To do: Rewrite the rows starting at the line that contains "List each element" and ending at the line that contains "manuscript-line: di ciò", replacing "bleedthrough-text" with "show-through-text" and leaving everything else unchanged. Omit the pictures from your answer.

Available data:
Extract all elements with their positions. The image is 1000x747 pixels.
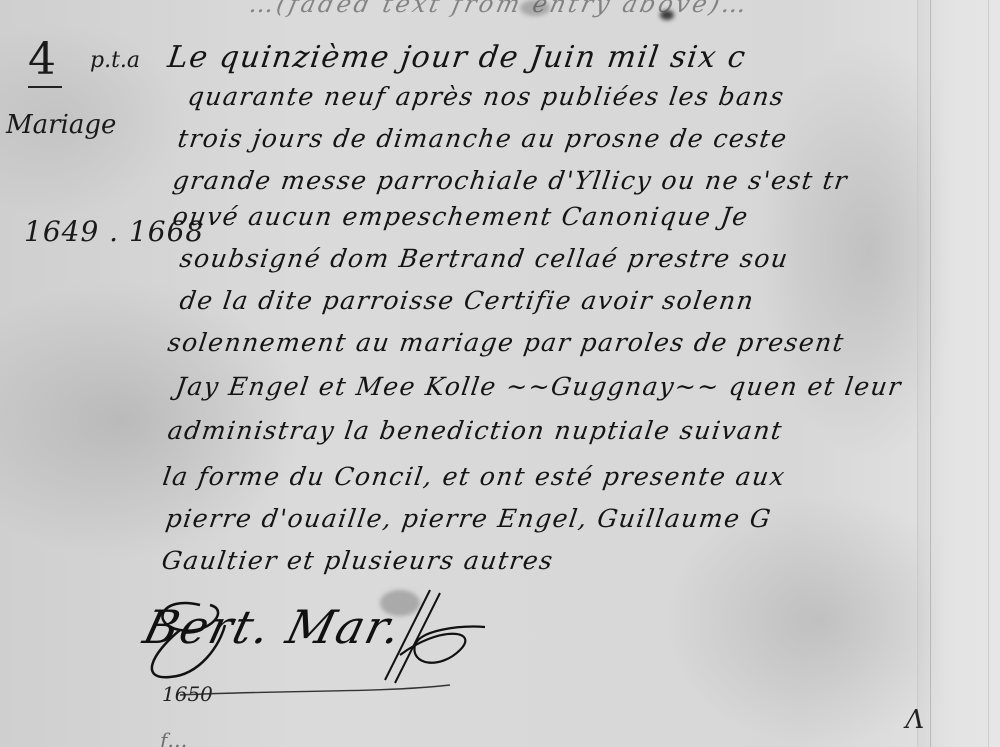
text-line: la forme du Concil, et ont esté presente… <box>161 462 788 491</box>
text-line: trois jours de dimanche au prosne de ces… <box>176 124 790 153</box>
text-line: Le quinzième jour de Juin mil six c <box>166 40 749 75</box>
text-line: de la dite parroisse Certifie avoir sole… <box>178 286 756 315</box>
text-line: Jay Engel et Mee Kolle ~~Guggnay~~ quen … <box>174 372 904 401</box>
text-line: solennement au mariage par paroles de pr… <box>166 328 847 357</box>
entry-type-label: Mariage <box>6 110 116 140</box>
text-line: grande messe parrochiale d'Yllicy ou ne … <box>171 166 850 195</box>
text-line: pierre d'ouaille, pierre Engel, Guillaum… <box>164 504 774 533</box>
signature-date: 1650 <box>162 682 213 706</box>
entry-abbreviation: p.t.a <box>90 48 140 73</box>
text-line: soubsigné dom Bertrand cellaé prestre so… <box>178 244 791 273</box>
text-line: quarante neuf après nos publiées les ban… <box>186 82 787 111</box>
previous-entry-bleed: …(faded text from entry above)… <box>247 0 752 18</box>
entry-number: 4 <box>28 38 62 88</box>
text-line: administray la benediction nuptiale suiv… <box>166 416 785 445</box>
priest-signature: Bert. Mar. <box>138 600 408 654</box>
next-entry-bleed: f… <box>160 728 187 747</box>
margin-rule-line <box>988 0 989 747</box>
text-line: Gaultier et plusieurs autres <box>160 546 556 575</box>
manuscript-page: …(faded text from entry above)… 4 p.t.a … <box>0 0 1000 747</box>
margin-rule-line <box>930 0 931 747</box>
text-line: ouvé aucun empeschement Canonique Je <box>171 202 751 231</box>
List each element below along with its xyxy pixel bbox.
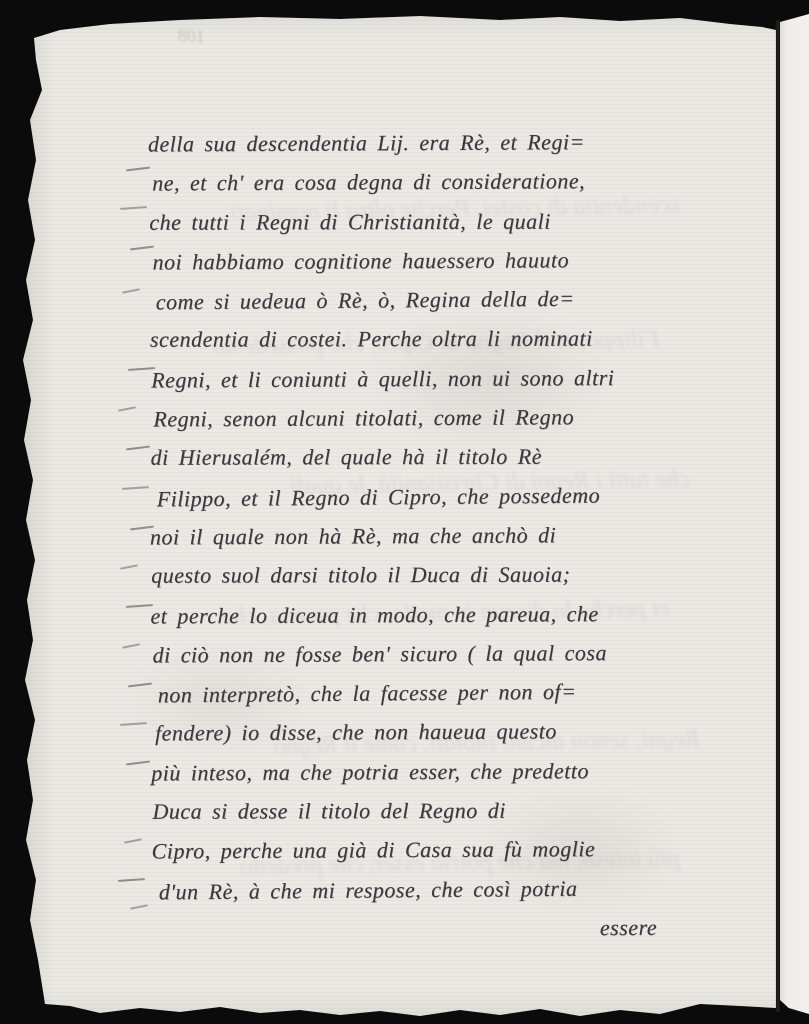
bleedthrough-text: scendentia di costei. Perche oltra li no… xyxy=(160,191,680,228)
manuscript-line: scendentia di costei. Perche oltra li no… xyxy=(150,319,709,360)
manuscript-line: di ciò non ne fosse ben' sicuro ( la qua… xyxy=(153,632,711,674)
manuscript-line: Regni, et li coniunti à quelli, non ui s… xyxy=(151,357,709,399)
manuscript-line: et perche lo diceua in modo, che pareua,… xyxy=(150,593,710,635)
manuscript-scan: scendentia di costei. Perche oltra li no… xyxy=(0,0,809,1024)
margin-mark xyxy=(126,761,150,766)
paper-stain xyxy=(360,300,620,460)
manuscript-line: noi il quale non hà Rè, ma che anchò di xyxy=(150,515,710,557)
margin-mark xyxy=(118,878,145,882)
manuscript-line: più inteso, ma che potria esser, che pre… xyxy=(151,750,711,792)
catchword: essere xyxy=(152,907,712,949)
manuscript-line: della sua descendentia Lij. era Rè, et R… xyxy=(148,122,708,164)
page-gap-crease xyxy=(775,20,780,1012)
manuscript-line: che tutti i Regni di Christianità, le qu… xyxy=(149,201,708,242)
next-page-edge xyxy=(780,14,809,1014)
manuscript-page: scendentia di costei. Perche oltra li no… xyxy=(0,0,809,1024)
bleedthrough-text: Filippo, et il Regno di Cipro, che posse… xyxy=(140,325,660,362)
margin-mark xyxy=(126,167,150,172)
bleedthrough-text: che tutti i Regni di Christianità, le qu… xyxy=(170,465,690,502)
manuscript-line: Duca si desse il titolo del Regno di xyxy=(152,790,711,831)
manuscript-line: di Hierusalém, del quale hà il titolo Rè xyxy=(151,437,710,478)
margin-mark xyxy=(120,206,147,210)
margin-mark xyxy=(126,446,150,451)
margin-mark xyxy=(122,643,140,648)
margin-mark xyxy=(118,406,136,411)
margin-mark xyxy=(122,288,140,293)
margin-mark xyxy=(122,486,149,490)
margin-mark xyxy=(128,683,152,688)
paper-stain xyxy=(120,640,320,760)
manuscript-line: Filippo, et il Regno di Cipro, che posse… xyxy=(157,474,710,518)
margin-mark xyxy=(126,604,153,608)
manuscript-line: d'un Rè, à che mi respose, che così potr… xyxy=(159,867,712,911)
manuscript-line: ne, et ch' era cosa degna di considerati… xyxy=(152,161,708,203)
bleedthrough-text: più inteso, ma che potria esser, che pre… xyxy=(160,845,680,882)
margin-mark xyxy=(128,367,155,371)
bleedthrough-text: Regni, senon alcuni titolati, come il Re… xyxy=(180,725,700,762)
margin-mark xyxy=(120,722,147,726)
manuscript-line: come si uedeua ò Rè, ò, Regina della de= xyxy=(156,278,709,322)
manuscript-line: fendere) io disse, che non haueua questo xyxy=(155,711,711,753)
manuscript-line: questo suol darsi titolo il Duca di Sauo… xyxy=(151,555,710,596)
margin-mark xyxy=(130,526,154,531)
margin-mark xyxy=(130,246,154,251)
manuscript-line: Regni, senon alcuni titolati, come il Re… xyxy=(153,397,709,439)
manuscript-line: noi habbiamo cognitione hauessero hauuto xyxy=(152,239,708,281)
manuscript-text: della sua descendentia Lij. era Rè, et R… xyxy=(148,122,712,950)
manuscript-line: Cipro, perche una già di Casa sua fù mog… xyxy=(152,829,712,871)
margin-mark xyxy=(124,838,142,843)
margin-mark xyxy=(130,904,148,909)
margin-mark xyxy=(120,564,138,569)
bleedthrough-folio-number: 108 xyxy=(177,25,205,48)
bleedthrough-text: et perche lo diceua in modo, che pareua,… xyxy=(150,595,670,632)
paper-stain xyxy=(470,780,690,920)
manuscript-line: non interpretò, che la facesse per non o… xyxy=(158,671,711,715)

...

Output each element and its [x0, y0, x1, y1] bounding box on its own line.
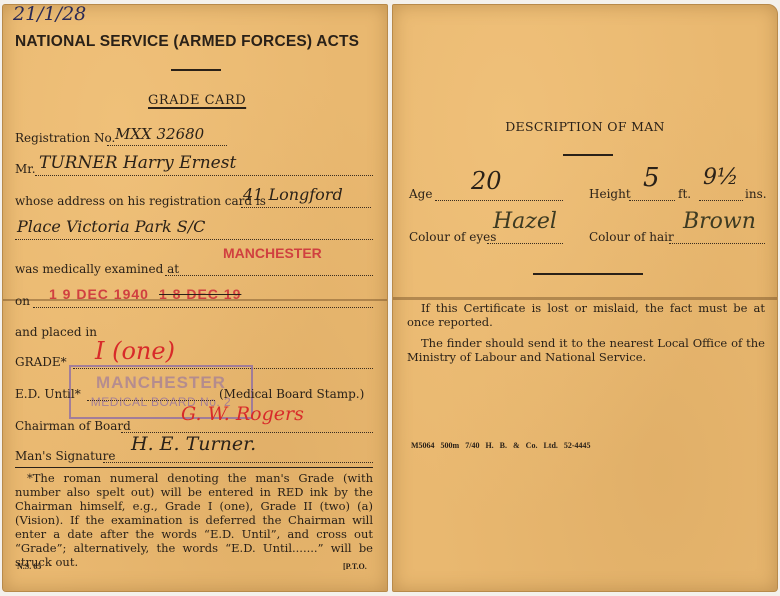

Task output:
List each element below along with its xyxy pixel bbox.
show-through-text: scendentia di costei. Perche oltra li no… xyxy=(160,191,680,228)
manuscript-line: scendentia di costei. Perche oltra li no… xyxy=(150,319,709,360)
manuscript-line: di ciò non ne fosse ben' sicuro ( la qua… xyxy=(153,632,711,674)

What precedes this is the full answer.